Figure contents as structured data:
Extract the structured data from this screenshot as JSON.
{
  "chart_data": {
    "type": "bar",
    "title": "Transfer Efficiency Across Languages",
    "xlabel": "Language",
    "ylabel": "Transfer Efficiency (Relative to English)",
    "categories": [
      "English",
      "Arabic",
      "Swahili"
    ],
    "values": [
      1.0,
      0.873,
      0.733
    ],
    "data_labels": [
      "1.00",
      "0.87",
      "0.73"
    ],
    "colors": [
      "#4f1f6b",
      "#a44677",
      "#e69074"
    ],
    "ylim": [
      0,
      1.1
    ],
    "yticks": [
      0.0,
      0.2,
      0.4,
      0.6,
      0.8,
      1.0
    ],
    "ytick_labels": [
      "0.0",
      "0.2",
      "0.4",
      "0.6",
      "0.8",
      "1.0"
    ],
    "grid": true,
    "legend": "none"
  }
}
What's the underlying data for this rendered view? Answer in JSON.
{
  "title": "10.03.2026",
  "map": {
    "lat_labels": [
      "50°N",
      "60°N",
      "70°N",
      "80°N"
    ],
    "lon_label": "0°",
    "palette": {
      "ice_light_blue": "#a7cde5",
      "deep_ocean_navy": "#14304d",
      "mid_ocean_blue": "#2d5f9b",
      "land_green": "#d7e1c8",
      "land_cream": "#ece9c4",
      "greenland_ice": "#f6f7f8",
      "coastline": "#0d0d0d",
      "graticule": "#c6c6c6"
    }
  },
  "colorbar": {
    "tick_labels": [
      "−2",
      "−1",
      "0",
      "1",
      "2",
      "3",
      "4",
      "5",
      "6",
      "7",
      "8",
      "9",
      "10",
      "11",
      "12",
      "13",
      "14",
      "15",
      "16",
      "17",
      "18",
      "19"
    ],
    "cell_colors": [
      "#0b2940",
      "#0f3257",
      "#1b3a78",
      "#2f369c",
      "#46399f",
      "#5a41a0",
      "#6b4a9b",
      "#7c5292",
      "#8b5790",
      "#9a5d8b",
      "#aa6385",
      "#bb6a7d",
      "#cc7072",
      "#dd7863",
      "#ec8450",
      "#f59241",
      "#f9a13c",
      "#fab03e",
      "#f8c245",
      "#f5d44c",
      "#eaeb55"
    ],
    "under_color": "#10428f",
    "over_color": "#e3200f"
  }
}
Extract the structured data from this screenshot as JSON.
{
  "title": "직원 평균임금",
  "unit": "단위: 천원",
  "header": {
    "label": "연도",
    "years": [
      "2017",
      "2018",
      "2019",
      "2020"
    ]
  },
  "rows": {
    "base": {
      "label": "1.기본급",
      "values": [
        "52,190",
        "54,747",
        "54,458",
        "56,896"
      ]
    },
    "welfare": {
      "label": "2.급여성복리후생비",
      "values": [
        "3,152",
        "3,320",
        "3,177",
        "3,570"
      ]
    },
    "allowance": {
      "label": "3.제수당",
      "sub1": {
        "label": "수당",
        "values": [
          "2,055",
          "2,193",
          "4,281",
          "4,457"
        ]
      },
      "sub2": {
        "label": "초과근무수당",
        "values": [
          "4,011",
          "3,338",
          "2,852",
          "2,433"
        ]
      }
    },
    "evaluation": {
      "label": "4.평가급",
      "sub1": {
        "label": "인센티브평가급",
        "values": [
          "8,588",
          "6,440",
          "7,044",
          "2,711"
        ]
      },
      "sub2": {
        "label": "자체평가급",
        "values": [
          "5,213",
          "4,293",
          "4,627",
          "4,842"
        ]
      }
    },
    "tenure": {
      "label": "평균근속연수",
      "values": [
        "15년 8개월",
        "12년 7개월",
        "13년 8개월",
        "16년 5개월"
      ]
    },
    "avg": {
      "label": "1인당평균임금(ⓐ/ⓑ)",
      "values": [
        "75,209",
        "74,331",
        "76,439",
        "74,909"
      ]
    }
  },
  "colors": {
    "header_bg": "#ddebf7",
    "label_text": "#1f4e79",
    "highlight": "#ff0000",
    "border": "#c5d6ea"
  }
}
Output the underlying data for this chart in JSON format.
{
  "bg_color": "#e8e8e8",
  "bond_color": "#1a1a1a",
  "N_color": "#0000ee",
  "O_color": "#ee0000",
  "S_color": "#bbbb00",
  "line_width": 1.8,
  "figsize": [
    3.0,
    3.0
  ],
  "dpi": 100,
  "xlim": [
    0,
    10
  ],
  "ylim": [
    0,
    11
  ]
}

§ WRITTEN EXERCISE
Copy every line from the entries that contains the word "JSON".

§ SOLUTION TO THIS TASK
Extract the structured data from this screenshot as JSON.
What's the underlying data for this rendered view? Answer in JSON.
Extract the structured data from this screenshot as JSON.
Output the underlying data for this chart in JSON format.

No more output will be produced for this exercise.